* **Instructions**:
1) From the parallel Python passage, reproduce word for word the stretch starting at "The technique used" and ending at "method called MPI.".
2) List the section headings that appear under the title of the parallel Python passage.

* **Document passage**:
%%
Advanced and Parallel Python

Scaling Beyond One Machine

The technique used with the multiprocessing Python module is a fast way to achieve good scaling. Although it is based on a distributed-memory (processes) pattern, it doesn’t provide scaling beyond one physical machine. For that, you need something that provides transparent network communication between processes. There are a multitude of solutions for this kind of pattern when using Python but we’ll stick with an old, but proven, method called MPI.

MPI

MPI stands for Message Passing Interface. As its name implies, it is a library for passing messages around between processes. A message can be anything from a simple digit to a giant Numpy matix. It is important to note that it is built to handle message passing between processes that may or may not be on the same machine. It means this method can scale to hundreds or thousands of computing cores.

How Does It Work?

Since it is an interface, many libraries can implement it. We are going to focus on OpenMPI since it is open source and is widely available on many clusters.
%%
* **Bounding box entries**:
%%
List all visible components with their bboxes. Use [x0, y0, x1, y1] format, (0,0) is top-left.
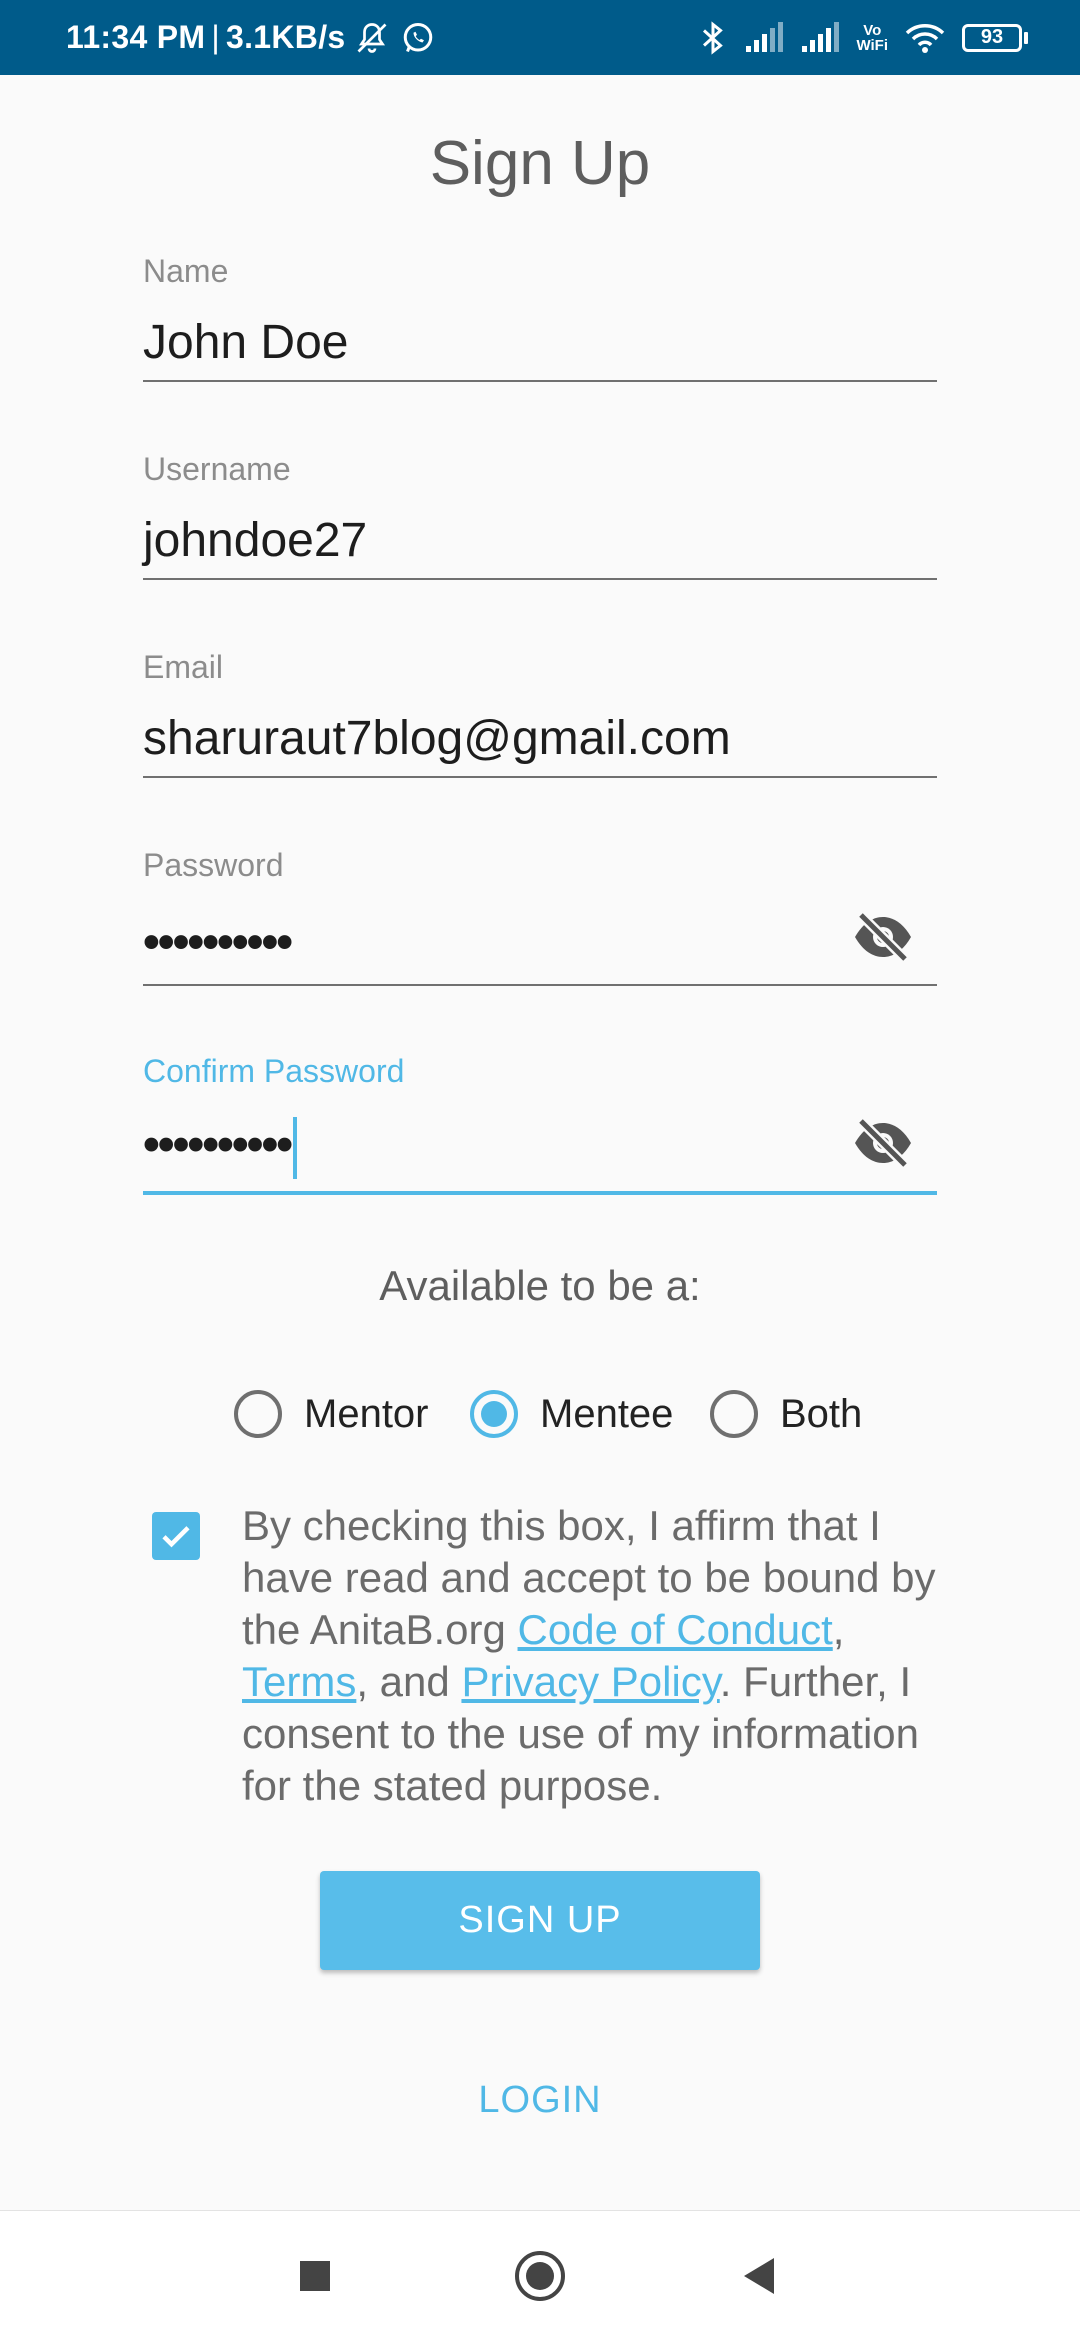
text-cursor	[293, 1117, 298, 1179]
wifi-icon	[904, 21, 946, 55]
privacy-policy-link[interactable]: Privacy Policy	[461, 1658, 719, 1705]
radio-label-mentee: Mentee	[540, 1391, 674, 1436]
status-left: 11:34 PM | 3.1KB/s	[66, 0, 436, 75]
signal-icon	[744, 21, 784, 54]
back-button[interactable]	[700, 2211, 820, 2341]
status-speed: 3.1KB/s	[226, 19, 346, 55]
consent-checkbox[interactable]	[152, 1512, 200, 1560]
confirm-password-value: ••••••••••	[143, 1118, 293, 1172]
username-underline	[143, 578, 937, 580]
status-bar: 11:34 PM | 3.1KB/s Vo WiFi 93	[0, 0, 1080, 75]
vowifi-icon: Vo WiFi	[856, 23, 888, 53]
sign-up-button[interactable]: SIGN UP	[320, 1871, 760, 1970]
login-button[interactable]: LOGIN	[440, 2070, 640, 2130]
circle-icon	[515, 2251, 565, 2301]
eye-off-icon[interactable]	[851, 1117, 915, 1174]
radio-mentee[interactable]: Mentee	[470, 1380, 673, 1448]
mute-bell-icon	[354, 20, 390, 56]
consent-text-3: , and	[356, 1658, 462, 1705]
radio-label-both: Both	[780, 1391, 863, 1436]
username-input[interactable]: johndoe27	[143, 513, 367, 568]
triangle-back-icon	[744, 2258, 774, 2294]
confirm-password-input[interactable]: ••••••••••	[143, 1117, 298, 1179]
status-time: 11:34 PM	[66, 19, 206, 55]
recents-button[interactable]	[255, 2211, 375, 2341]
status-separator: |	[211, 19, 220, 55]
availability-radio-group: Mentor Mentee Both	[0, 1380, 1080, 1448]
username-label: Username	[143, 451, 291, 487]
vowifi-label-top: Vo	[863, 21, 882, 39]
consent-text: By checking this box, I affirm that I ha…	[242, 1500, 962, 1812]
radio-button[interactable]	[234, 1390, 282, 1438]
email-field[interactable]: Email sharuraut7blog@gmail.com	[143, 649, 937, 781]
confirm-password-underline	[143, 1191, 937, 1195]
navigation-bar	[0, 2210, 1080, 2341]
confirm-password-label: Confirm Password	[143, 1053, 405, 1089]
email-input[interactable]: sharuraut7blog@gmail.com	[143, 711, 731, 766]
name-input[interactable]: John Doe	[143, 315, 348, 370]
vowifi-label-bottom: WiFi	[856, 36, 888, 54]
name-label: Name	[143, 253, 229, 289]
password-underline	[143, 984, 937, 986]
eye-off-icon[interactable]	[851, 911, 915, 968]
consent-text-2: ,	[832, 1606, 845, 1653]
email-underline	[143, 776, 937, 778]
confirm-password-field[interactable]: Confirm Password ••••••••••	[143, 1053, 937, 1197]
terms-link[interactable]: Terms	[242, 1658, 356, 1705]
password-label: Password	[143, 847, 284, 883]
availability-label: Available to be a:	[379, 1262, 701, 1309]
battery-level: 93	[980, 26, 1004, 48]
square-icon	[300, 2261, 330, 2291]
radio-mentor[interactable]: Mentor	[234, 1380, 429, 1448]
name-underline	[143, 380, 937, 382]
bluetooth-icon	[698, 20, 728, 56]
page-title: Sign Up	[429, 129, 651, 198]
battery-icon: 93	[962, 23, 1028, 52]
radio-button[interactable]	[470, 1390, 518, 1438]
radio-both[interactable]: Both	[710, 1380, 862, 1448]
password-field[interactable]: Password ••••••••••	[143, 847, 937, 987]
whatsapp-icon	[400, 20, 436, 56]
status-right: Vo WiFi 93	[698, 0, 1028, 75]
email-label: Email	[143, 649, 224, 685]
username-field[interactable]: Username johndoe27	[143, 451, 937, 583]
signal-icon	[800, 21, 840, 54]
name-field[interactable]: Name John Doe	[143, 253, 937, 385]
password-input[interactable]: ••••••••••	[143, 915, 293, 970]
check-icon	[162, 1526, 190, 1548]
radio-label-mentor: Mentor	[304, 1391, 429, 1436]
radio-button[interactable]	[710, 1390, 758, 1438]
code-of-conduct-link[interactable]: Code of Conduct	[518, 1606, 833, 1653]
home-button[interactable]	[480, 2211, 600, 2341]
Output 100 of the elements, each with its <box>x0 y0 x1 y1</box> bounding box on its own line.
%%
* **Task-by-task results**:
1)
The technique used with the multiprocessing Python module is a fast way to achieve good scaling. Although it is based on a distributed-memory (processes) pattern, it doesn’t provide scaling beyond one physical machine. For that, you need something that provides transparent network communication between processes. There are a multitude of solutions for this kind of pattern when using Python but we’ll stick with an old, but proven, method called MPI.

2)
Scaling Beyond One Machine
MPI
How Does It Work?